Challenge
Pick out each line of the records that includes the string "Lightmap", and copy it.

---

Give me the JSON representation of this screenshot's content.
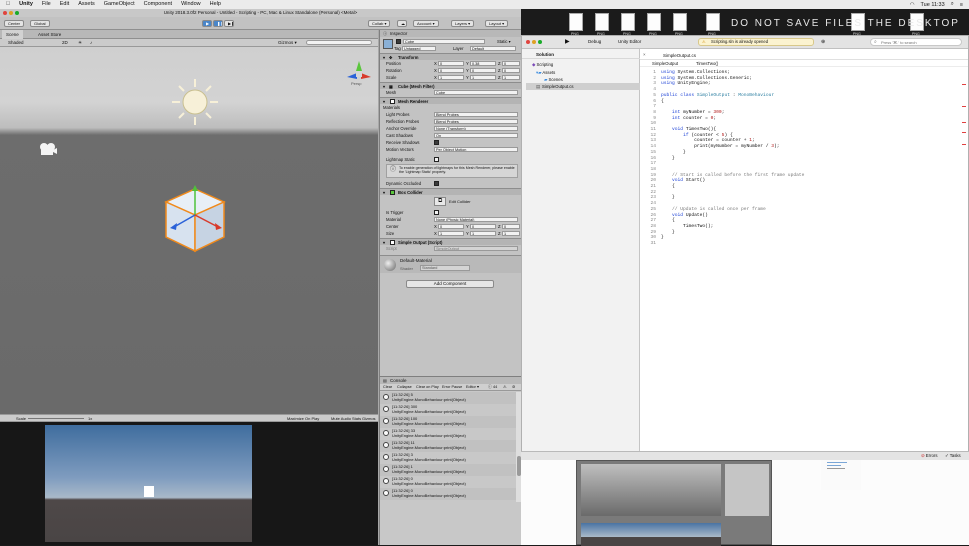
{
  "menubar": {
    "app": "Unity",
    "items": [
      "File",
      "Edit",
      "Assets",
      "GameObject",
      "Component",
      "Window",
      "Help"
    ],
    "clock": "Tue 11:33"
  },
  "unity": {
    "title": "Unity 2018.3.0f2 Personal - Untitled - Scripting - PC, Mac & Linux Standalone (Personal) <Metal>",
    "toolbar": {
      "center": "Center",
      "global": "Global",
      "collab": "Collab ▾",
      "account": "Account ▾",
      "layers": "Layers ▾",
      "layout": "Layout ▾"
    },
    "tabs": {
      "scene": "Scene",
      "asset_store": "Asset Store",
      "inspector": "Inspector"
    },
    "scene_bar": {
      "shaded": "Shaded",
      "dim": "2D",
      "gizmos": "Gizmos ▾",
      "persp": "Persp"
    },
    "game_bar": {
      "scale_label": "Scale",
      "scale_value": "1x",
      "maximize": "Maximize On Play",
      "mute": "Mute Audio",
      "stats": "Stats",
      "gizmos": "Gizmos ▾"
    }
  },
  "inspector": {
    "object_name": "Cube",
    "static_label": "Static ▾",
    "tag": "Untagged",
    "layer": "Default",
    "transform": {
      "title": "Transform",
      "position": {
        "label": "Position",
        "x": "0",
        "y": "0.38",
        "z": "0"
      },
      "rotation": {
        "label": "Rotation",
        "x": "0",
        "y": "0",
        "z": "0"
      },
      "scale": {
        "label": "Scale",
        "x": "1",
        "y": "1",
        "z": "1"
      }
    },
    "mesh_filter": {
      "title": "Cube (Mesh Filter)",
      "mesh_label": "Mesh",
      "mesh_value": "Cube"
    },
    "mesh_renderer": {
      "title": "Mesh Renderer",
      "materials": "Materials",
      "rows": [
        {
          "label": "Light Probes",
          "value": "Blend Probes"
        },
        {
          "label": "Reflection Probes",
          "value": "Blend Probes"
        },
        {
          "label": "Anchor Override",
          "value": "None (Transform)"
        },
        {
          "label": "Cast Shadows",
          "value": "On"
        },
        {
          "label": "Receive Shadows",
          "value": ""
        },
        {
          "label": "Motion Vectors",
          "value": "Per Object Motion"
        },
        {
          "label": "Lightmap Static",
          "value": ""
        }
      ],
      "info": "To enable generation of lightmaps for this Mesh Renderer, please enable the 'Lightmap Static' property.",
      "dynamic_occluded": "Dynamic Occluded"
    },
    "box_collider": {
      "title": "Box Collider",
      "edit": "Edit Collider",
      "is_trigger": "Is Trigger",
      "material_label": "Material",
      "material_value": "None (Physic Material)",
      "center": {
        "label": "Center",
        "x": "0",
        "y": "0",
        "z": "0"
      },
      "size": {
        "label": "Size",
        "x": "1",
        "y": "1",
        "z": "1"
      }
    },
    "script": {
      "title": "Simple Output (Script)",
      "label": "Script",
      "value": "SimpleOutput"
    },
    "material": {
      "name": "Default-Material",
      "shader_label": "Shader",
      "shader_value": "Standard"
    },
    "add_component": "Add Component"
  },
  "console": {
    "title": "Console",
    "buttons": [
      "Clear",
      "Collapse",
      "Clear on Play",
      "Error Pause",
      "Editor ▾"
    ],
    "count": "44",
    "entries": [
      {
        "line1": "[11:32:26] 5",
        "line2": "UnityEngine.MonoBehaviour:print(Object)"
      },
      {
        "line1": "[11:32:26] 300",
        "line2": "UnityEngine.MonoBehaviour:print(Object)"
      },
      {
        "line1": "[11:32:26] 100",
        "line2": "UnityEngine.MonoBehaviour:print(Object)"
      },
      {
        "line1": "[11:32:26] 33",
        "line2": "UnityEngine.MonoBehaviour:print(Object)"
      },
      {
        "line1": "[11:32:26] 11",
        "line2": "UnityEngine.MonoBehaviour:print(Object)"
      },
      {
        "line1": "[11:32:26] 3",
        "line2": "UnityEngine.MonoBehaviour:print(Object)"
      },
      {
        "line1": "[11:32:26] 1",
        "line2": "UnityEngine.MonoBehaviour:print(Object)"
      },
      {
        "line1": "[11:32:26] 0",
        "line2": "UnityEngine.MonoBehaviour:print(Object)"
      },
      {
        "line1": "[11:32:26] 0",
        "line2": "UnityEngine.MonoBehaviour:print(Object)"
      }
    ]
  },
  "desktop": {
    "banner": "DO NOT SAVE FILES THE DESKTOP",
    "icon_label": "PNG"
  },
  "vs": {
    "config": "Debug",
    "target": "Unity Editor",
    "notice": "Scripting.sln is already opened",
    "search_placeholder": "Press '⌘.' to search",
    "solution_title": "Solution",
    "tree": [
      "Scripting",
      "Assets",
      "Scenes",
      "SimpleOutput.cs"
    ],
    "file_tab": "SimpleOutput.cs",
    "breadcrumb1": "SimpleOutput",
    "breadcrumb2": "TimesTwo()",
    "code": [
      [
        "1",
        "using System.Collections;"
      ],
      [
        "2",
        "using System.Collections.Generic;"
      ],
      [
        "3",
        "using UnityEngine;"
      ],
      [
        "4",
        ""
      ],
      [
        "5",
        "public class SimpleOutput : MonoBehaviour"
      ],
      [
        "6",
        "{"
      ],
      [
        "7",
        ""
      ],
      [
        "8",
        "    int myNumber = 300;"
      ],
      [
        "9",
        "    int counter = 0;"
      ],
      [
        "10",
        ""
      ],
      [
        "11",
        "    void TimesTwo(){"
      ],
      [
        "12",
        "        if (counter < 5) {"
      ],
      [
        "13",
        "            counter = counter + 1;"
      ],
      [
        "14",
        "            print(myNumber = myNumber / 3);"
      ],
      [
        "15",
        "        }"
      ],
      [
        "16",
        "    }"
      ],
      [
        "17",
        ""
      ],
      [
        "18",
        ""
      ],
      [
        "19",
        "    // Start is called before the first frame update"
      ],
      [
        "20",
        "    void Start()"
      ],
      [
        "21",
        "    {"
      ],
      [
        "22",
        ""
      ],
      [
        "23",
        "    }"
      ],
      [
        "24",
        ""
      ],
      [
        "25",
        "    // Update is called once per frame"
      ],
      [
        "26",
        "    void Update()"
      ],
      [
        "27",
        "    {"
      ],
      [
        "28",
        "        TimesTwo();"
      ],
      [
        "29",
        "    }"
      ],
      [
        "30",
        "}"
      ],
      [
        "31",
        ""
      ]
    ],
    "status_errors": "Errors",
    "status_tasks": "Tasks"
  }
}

---

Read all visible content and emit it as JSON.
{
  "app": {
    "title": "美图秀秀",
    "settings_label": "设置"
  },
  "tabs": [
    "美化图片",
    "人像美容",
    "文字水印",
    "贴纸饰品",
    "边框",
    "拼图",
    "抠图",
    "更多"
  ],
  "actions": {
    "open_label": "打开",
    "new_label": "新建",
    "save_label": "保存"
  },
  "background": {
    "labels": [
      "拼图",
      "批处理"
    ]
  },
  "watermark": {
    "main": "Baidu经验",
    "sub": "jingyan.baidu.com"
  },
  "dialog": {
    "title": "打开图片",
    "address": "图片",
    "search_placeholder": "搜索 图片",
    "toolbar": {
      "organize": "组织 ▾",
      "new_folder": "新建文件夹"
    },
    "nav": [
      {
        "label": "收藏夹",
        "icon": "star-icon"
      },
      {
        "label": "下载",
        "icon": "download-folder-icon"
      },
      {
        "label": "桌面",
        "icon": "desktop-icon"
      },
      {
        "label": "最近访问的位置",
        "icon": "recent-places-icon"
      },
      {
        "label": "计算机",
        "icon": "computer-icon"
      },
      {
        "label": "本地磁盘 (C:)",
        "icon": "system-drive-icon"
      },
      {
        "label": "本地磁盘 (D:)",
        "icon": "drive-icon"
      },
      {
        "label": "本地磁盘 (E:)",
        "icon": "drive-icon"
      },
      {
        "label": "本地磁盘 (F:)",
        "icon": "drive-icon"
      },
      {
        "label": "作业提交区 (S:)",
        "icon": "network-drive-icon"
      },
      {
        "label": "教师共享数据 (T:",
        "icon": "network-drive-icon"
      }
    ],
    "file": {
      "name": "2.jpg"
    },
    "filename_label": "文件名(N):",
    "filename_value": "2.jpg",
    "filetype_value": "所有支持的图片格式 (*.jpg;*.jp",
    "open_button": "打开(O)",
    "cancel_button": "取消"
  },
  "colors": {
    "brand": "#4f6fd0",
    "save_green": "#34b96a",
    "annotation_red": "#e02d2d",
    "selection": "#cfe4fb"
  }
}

---

Solution below
          "label": "Lightmap Static",
      "info": "To enable generation of lightmaps for this Mesh Renderer, please enable the 'Lightmap Static' property.",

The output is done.